- Written problem: Extract each line containing the string "Macon".

Collection entries:
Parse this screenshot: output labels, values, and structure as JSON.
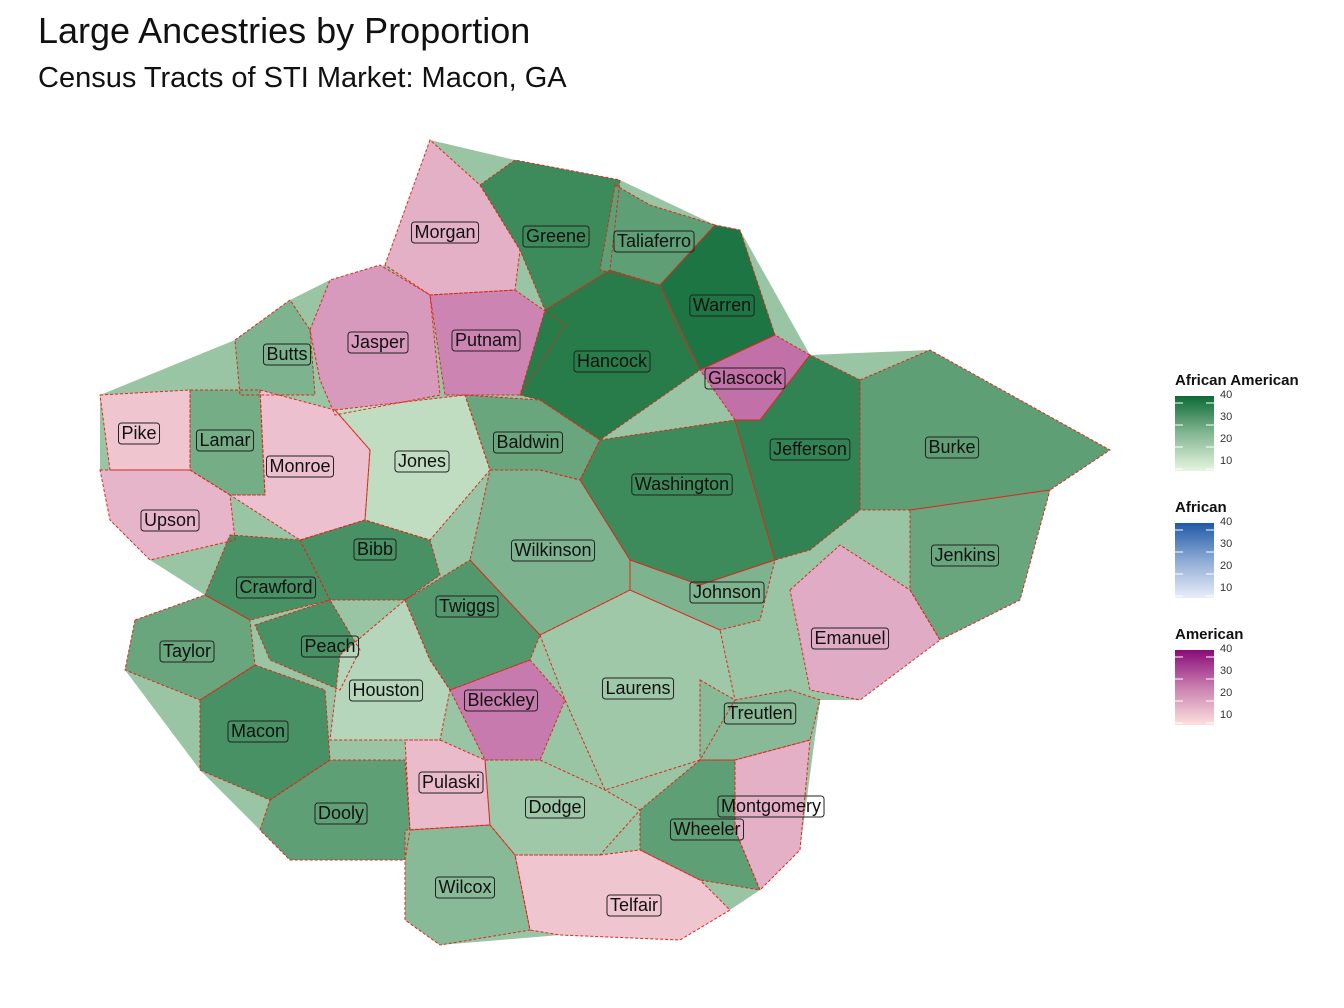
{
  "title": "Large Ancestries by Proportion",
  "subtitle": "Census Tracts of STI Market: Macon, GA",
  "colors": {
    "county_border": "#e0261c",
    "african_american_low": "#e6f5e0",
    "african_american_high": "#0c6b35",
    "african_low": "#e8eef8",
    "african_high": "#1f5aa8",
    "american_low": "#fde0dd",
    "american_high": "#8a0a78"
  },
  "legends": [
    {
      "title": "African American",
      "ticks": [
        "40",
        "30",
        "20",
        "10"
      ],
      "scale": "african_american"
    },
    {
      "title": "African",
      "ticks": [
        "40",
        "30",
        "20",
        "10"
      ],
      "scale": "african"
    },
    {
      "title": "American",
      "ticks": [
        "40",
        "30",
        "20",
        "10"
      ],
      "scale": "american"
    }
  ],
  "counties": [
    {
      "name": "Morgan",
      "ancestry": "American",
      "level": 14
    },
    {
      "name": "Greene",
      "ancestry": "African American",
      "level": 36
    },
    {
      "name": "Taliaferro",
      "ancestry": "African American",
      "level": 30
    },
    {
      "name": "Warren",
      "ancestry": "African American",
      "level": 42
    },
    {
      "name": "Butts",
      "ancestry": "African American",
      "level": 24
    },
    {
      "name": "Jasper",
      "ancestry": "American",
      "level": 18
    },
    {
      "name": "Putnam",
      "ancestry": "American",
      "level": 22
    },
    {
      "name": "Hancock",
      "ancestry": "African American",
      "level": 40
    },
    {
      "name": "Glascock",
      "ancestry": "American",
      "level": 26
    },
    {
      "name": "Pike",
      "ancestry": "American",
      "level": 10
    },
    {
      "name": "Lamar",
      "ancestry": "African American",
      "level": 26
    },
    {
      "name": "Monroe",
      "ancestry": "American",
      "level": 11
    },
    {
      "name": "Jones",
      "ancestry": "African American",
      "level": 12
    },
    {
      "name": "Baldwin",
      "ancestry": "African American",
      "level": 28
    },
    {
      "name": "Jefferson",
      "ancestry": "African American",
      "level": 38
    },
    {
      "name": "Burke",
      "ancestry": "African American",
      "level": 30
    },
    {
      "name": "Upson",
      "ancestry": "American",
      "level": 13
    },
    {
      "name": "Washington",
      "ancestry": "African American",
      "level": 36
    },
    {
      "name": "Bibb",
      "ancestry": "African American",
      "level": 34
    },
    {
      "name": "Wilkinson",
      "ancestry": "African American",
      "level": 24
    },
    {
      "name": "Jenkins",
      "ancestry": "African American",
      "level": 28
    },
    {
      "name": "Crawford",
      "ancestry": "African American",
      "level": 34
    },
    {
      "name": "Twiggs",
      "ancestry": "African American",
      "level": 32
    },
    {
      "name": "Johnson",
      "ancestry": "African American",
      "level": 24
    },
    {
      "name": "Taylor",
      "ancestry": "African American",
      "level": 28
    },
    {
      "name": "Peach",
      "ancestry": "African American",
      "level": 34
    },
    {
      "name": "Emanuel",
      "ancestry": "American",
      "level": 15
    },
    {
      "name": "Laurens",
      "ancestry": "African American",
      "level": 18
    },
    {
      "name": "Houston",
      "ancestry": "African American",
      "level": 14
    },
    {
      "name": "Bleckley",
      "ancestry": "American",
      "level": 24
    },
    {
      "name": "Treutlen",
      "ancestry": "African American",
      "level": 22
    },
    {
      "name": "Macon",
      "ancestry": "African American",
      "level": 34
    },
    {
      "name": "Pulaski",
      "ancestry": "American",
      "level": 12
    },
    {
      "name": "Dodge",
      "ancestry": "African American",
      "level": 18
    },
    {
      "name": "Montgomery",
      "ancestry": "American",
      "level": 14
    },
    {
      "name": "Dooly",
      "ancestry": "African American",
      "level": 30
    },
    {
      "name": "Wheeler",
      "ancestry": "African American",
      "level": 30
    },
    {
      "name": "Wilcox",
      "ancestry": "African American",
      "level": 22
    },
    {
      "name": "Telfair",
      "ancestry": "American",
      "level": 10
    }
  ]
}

- Correct response:
  "subtitle": "Census Tracts of STI Market: Macon, GA",
      "name": "Macon",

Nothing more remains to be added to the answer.